__Stated problem__
Please list all lines of the material below in which the string "intercept" occurs.

__Record set__
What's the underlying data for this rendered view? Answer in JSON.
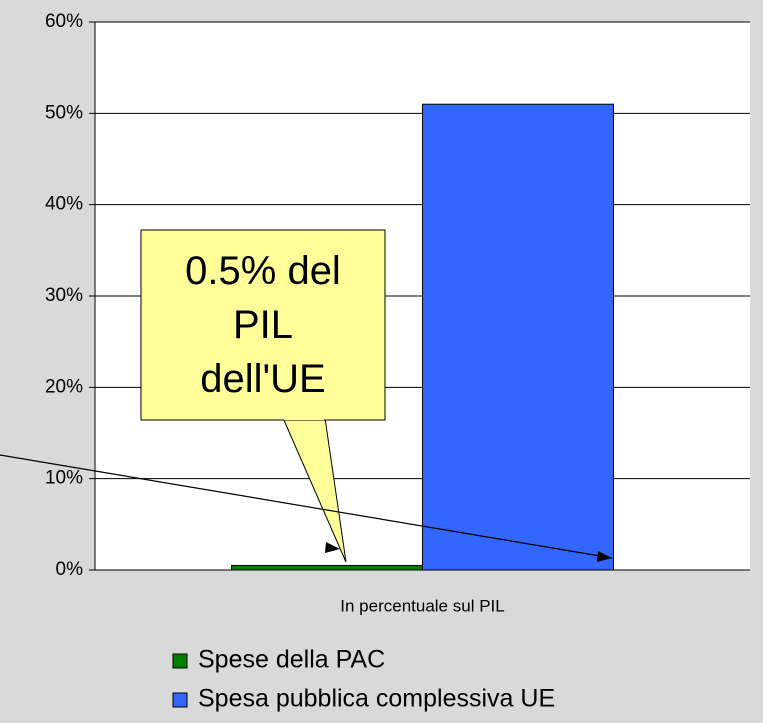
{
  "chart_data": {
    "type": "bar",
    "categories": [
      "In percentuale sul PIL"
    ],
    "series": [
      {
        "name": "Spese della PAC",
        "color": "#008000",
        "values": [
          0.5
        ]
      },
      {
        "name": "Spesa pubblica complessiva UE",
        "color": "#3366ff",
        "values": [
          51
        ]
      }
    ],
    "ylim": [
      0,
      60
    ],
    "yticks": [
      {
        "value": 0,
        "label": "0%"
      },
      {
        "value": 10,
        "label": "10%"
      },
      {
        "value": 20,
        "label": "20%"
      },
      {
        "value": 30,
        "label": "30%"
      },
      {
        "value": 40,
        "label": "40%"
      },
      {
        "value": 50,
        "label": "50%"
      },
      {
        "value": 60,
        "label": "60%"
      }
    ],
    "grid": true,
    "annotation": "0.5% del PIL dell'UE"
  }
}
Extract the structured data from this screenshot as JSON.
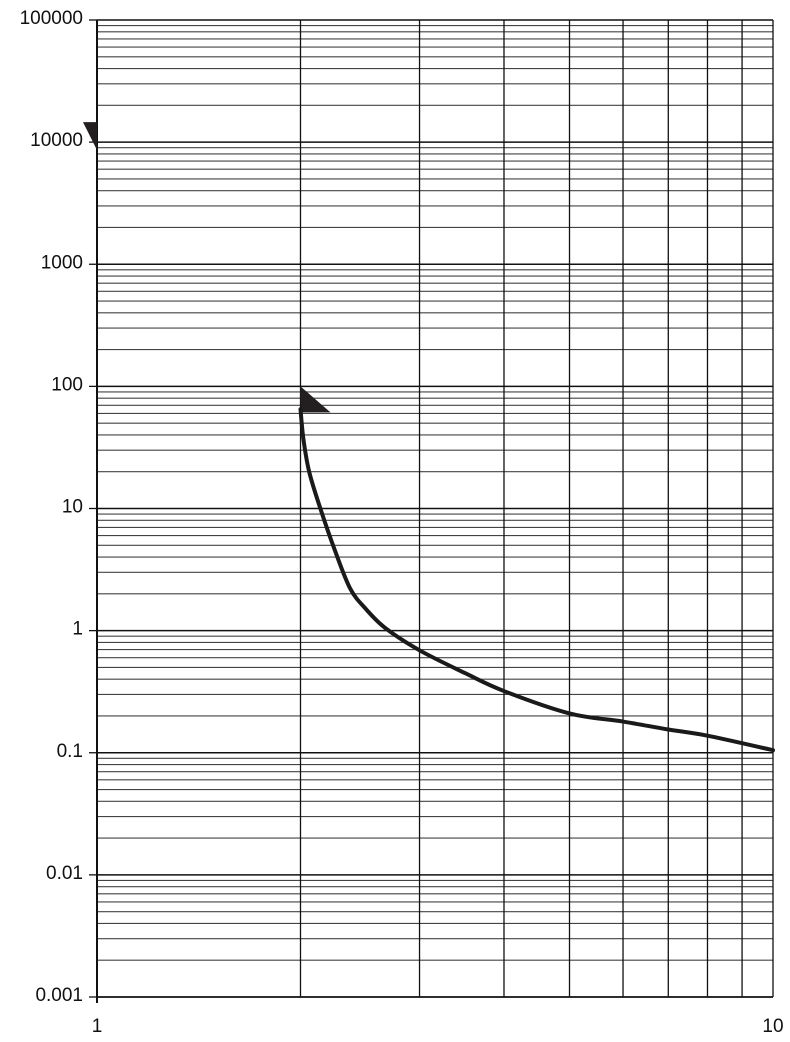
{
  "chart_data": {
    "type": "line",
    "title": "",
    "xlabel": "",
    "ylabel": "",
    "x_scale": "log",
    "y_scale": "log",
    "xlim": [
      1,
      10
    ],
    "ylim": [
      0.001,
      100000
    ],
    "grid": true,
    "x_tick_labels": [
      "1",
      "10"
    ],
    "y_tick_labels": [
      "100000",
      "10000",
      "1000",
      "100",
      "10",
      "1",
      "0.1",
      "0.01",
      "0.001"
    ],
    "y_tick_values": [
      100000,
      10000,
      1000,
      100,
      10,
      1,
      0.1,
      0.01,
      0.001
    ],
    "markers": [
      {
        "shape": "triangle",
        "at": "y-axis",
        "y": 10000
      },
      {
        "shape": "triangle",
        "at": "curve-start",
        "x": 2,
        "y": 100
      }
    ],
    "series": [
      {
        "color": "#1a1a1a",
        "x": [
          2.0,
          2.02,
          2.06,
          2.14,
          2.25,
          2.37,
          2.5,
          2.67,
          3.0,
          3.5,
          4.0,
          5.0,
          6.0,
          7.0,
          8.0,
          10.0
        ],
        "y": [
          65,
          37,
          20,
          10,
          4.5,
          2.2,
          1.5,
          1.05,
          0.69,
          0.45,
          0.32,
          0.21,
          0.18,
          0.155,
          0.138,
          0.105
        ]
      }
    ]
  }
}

==

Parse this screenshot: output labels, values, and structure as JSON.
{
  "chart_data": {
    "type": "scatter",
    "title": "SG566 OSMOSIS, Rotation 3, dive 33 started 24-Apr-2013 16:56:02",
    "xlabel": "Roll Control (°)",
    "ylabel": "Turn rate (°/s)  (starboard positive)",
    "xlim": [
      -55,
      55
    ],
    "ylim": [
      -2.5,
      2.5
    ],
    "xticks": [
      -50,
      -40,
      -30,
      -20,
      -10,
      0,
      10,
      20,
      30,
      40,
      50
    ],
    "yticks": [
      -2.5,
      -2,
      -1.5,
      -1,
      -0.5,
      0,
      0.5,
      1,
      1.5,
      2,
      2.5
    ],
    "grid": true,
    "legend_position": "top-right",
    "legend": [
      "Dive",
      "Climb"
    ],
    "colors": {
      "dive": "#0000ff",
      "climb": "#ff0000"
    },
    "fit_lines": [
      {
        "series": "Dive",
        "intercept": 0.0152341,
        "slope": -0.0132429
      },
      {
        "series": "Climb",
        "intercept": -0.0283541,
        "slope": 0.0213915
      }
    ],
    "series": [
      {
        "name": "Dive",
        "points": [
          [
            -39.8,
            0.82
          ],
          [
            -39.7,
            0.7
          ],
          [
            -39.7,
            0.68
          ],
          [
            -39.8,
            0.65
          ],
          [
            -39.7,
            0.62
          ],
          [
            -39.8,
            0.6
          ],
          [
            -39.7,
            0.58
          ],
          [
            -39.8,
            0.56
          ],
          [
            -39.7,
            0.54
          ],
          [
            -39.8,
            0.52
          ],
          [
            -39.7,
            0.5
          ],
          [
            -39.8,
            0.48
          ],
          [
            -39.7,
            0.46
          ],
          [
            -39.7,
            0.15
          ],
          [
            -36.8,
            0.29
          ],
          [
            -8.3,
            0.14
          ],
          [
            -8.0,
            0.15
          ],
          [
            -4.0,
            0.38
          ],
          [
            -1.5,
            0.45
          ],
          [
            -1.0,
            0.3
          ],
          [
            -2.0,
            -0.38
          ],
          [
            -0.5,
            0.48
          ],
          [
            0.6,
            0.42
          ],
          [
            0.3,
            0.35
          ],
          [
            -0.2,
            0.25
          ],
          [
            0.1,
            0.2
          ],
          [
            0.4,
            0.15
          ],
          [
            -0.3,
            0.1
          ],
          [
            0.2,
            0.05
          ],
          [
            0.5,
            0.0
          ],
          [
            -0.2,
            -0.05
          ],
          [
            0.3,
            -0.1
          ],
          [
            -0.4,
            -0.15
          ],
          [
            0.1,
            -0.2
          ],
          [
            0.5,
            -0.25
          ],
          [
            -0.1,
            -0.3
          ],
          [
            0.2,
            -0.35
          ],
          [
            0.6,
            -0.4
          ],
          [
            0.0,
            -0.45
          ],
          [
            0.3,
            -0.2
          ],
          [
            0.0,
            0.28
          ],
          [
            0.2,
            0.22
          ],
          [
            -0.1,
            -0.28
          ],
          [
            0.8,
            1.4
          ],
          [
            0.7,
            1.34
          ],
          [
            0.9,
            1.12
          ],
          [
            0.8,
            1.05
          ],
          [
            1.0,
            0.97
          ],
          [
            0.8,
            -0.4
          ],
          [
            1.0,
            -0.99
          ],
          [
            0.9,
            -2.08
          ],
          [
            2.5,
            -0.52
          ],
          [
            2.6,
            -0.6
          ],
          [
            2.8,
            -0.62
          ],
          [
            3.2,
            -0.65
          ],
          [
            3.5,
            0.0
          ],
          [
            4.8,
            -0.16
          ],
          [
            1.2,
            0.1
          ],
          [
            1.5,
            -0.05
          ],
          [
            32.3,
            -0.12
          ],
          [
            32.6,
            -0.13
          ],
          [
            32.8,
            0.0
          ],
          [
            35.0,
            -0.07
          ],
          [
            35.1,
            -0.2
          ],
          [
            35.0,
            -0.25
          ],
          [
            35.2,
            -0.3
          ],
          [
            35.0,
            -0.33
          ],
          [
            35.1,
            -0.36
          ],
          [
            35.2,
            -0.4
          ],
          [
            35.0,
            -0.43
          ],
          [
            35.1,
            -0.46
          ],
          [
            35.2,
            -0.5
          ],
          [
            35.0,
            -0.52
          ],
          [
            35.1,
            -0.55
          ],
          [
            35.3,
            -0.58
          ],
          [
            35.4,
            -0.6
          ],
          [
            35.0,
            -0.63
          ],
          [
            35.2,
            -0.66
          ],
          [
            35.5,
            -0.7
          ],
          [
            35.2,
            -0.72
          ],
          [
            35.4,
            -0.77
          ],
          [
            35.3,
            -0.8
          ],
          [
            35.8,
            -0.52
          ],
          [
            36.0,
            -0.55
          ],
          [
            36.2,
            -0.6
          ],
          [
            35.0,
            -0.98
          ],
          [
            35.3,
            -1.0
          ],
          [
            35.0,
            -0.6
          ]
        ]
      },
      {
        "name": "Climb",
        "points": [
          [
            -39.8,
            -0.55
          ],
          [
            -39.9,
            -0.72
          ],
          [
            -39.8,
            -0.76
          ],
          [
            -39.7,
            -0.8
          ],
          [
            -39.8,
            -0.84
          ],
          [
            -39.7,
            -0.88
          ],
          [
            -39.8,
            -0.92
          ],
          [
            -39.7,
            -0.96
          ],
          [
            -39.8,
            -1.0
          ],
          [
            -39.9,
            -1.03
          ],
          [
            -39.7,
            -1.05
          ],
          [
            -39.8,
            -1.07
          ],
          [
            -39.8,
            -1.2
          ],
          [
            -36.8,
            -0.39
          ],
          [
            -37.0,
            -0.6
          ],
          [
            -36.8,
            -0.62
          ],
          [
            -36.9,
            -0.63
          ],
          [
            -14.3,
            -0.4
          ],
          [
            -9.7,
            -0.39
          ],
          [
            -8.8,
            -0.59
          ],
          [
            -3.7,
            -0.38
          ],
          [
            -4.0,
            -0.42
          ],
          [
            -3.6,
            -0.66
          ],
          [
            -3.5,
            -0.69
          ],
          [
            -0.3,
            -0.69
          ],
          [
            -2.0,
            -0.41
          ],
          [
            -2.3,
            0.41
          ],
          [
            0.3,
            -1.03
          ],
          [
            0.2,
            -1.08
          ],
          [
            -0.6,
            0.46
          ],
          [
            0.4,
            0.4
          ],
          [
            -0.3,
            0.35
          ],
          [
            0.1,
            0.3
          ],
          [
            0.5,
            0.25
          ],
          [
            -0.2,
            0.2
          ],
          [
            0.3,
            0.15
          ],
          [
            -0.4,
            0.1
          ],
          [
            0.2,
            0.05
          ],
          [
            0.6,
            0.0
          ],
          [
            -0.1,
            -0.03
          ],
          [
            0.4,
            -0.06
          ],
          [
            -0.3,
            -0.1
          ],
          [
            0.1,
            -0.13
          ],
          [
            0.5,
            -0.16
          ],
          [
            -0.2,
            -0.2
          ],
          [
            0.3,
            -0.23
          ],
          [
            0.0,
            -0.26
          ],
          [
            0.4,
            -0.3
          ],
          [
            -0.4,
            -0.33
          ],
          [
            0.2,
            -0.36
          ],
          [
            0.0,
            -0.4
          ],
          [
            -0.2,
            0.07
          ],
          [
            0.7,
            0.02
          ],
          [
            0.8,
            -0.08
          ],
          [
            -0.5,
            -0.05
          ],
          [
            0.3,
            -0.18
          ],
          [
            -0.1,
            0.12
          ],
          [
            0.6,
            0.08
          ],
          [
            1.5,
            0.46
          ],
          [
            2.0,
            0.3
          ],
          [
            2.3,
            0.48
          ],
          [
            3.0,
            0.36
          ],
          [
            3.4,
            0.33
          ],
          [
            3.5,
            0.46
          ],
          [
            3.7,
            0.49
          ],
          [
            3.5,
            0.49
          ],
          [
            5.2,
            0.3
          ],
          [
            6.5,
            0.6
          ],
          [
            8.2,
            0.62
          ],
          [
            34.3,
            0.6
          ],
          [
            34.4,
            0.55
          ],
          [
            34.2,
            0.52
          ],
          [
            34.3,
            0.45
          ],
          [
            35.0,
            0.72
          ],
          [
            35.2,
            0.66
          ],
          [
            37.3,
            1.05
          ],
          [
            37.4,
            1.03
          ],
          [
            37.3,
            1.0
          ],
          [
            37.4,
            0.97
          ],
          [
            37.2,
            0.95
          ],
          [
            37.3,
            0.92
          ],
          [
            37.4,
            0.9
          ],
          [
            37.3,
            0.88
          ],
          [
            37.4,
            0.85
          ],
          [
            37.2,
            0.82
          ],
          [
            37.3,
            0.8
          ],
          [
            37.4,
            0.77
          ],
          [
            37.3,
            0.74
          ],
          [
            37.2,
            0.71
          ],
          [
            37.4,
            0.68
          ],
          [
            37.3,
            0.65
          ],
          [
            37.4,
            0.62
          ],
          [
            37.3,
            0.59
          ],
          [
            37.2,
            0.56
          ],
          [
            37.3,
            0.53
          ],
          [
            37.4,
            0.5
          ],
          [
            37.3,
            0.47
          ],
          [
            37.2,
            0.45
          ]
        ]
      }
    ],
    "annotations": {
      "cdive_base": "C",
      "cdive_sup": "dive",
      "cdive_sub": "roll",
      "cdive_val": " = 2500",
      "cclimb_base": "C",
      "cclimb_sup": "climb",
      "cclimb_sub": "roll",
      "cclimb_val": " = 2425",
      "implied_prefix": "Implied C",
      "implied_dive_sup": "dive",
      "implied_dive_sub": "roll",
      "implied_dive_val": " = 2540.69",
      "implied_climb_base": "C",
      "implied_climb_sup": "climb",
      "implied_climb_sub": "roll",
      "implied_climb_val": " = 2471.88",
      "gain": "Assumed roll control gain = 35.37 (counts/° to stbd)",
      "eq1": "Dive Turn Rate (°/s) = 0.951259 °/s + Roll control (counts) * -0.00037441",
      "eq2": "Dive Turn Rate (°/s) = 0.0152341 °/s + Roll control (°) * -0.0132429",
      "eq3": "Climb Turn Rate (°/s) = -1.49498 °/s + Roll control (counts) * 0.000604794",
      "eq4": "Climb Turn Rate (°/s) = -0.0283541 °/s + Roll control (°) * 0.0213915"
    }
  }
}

__Solution__
        "intercept": 0.0152341,
        "intercept": -0.0283541,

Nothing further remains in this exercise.